[start]

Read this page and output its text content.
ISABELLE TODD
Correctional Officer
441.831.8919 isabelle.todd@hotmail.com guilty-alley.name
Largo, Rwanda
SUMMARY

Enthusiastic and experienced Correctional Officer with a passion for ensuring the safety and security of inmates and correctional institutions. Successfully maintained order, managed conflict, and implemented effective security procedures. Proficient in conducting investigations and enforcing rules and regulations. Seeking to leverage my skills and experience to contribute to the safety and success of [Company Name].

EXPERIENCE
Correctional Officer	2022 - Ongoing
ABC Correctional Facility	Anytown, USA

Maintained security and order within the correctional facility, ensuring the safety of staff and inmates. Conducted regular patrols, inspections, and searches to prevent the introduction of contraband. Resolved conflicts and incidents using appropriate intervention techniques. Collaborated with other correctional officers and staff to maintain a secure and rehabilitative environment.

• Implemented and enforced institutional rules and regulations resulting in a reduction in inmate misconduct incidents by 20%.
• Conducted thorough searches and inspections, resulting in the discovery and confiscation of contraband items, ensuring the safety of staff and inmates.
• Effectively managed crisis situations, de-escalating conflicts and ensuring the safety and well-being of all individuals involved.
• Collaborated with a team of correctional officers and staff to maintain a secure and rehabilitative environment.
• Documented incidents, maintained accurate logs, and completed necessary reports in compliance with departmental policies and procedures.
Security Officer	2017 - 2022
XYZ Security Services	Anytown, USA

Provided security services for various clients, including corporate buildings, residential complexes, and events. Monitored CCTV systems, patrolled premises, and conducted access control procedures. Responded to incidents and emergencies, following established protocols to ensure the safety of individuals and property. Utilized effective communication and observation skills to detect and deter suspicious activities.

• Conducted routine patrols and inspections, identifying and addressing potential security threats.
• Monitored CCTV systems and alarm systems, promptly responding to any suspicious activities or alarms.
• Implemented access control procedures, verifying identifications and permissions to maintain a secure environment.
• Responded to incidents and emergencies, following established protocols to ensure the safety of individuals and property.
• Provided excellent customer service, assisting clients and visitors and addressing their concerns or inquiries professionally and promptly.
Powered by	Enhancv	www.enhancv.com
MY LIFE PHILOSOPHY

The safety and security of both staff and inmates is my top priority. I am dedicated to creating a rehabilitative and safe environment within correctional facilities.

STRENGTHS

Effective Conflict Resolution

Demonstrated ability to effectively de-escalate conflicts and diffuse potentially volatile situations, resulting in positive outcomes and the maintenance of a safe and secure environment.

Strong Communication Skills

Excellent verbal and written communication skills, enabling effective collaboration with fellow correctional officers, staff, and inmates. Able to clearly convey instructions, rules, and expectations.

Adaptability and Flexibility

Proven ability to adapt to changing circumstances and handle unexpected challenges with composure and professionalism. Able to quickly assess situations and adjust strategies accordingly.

[end]

**What needs to be done**
Recopy all the lines exactly as they appear.

**Exercise result**
Read this page and output its text content.
ISABELLE TODD
Correctional Officer
441.831.8919 isabelle.todd@hotmail.com guilty-alley.name
Largo, Rwanda
SUMMARY

Enthusiastic and experienced Correctional Officer with a passion for ensuring the safety and security of inmates and correctional institutions. Successfully maintained order, managed conflict, and implemented effective security procedures. Proficient in conducting investigations and enforcing rules and regulations. Seeking to leverage my skills and experience to contribute to the safety and success of [Company Name].

EXPERIENCE
Correctional Officer	2022 - Ongoing
ABC Correctional Facility	Anytown, USA

Maintained security and order within the correctional facility, ensuring the safety of staff and inmates. Conducted regular patrols, inspections, and searches to prevent the introduction of contraband. Resolved conflicts and incidents using appropriate intervention techniques. Collaborated with other correctional officers and staff to maintain a secure and rehabilitative environment.

• Implemented and enforced institutional rules and regulations resulting in a reduction in inmate misconduct incidents by 20%.
• Conducted thorough searches and inspections, resulting in the discovery and confiscation of contraband items, ensuring the safety of staff and inmates.
• Effectively managed crisis situations, de-escalating conflicts and ensuring the safety and well-being of all individuals involved.
• Collaborated with a team of correctional officers and staff to maintain a secure and rehabilitative environment.
• Documented incidents, maintained accurate logs, and completed necessary reports in compliance with departmental policies and procedures.
Security Officer	2017 - 2022
XYZ Security Services	Anytown, USA

Provided security services for various clients, including corporate buildings, residential complexes, and events. Monitored CCTV systems, patrolled premises, and conducted access control procedures. Responded to incidents and emergencies, following established protocols to ensure the safety of individuals and property. Utilized effective communication and observation skills to detect and deter suspicious activities.

• Conducted routine patrols and inspections, identifying and addressing potential security threats.
• Monitored CCTV systems and alarm systems, promptly responding to any suspicious activities or alarms.
• Implemented access control procedures, verifying identifications and permissions to maintain a secure environment.
• Responded to incidents and emergencies, following established protocols to ensure the safety of individuals and property.
• Provided excellent customer service, assisting clients and visitors and addressing their concerns or inquiries professionally and promptly.
Powered by	Enhancv	www.enhancv.com
MY LIFE PHILOSOPHY

The safety and security of both staff and inmates is my top priority. I am dedicated to creating a rehabilitative and safe environment within correctional facilities.

STRENGTHS

Effective Conflict Resolution

Demonstrated ability to effectively de-escalate conflicts and diffuse potentially volatile situations, resulting in positive outcomes and the maintenance of a safe and secure environment.

Strong Communication Skills

Excellent verbal and written communication skills, enabling effective collaboration with fellow correctional officers, staff, and inmates. Able to clearly convey instructions, rules, and expectations.

Adaptability and Flexibility

Proven ability to adapt to changing circumstances and handle unexpected challenges with composure and professionalism. Able to quickly assess situations and adjust strategies accordingly.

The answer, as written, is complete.